## Instructions for the task
Write out the material exactly, with the pictures left out.

## Data for this exercise
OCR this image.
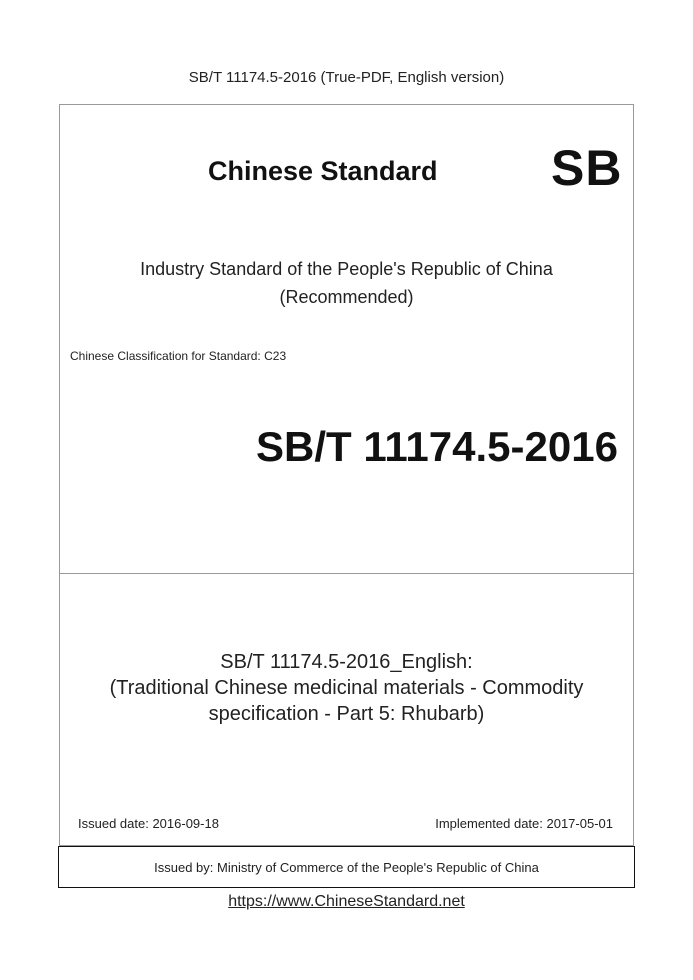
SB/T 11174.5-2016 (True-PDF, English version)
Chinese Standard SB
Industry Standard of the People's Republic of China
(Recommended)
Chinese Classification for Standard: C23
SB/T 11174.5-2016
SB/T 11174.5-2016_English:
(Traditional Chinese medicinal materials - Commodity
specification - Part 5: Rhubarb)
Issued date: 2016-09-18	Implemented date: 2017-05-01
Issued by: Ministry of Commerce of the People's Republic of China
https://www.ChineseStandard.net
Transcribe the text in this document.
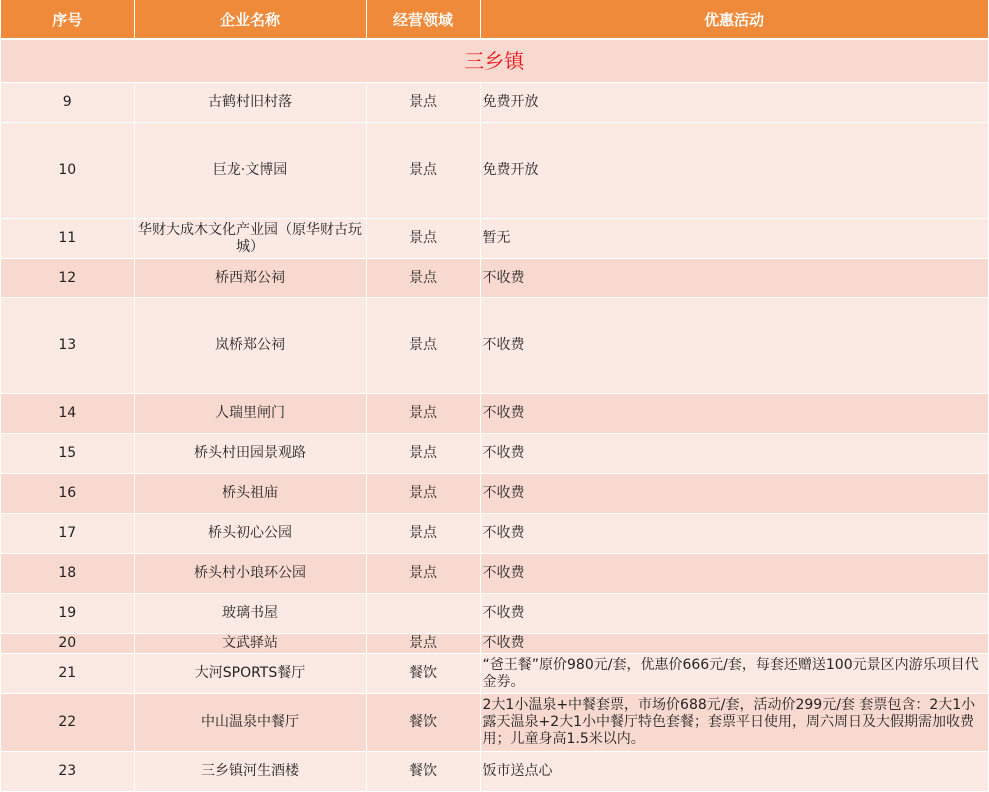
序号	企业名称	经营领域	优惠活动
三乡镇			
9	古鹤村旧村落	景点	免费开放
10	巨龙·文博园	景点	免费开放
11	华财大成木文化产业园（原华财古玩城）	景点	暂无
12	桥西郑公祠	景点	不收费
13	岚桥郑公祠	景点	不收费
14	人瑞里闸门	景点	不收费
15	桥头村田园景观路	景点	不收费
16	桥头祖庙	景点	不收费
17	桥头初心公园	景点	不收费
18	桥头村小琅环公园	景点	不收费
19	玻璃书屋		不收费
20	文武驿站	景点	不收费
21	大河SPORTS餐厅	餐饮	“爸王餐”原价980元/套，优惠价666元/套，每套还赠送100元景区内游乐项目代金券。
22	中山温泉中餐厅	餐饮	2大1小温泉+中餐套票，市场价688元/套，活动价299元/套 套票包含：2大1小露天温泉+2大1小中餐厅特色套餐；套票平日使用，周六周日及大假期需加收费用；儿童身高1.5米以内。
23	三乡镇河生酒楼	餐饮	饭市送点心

## Task result
OCR this image.
SB/T 11174.5-2016 (True-PDF, English version)
Chinese Standard SB
Industry Standard of the People's Republic of China
(Recommended)
Chinese Classification for Standard: C23
SB/T 11174.5-2016
SB/T 11174.5-2016_English:
(Traditional Chinese medicinal materials - Commodity
specification - Part 5: Rhubarb)
Issued date: 2016-09-18	Implemented date: 2017-05-01
Issued by: Ministry of Commerce of the People's Republic of China
https://www.ChineseStandard.net
Transcribe the text in this document.
序号	企业名称	经营领域	优惠活动
三乡镇			
9	古鹤村旧村落	景点	免费开放
10	巨龙·文博园	景点	免费开放
11	华财大成木文化产业园（原华财古玩城）	景点	暂无
12	桥西郑公祠	景点	不收费
13	岚桥郑公祠	景点	不收费
14	人瑞里闸门	景点	不收费
15	桥头村田园景观路	景点	不收费
16	桥头祖庙	景点	不收费
17	桥头初心公园	景点	不收费
18	桥头村小琅环公园	景点	不收费
19	玻璃书屋		不收费
20	文武驿站	景点	不收费
21	大河SPORTS餐厅	餐饮	“爸王餐”原价980元/套，优惠价666元/套，每套还赠送100元景区内游乐项目代金券。
22	中山温泉中餐厅	餐饮	2大1小温泉+中餐套票，市场价688元/套，活动价299元/套 套票包含：2大1小露天温泉+2大1小中餐厅特色套餐；套票平日使用，周六周日及大假期需加收费用；儿童身高1.5米以内。
23	三乡镇河生酒楼	餐饮	饭市送点心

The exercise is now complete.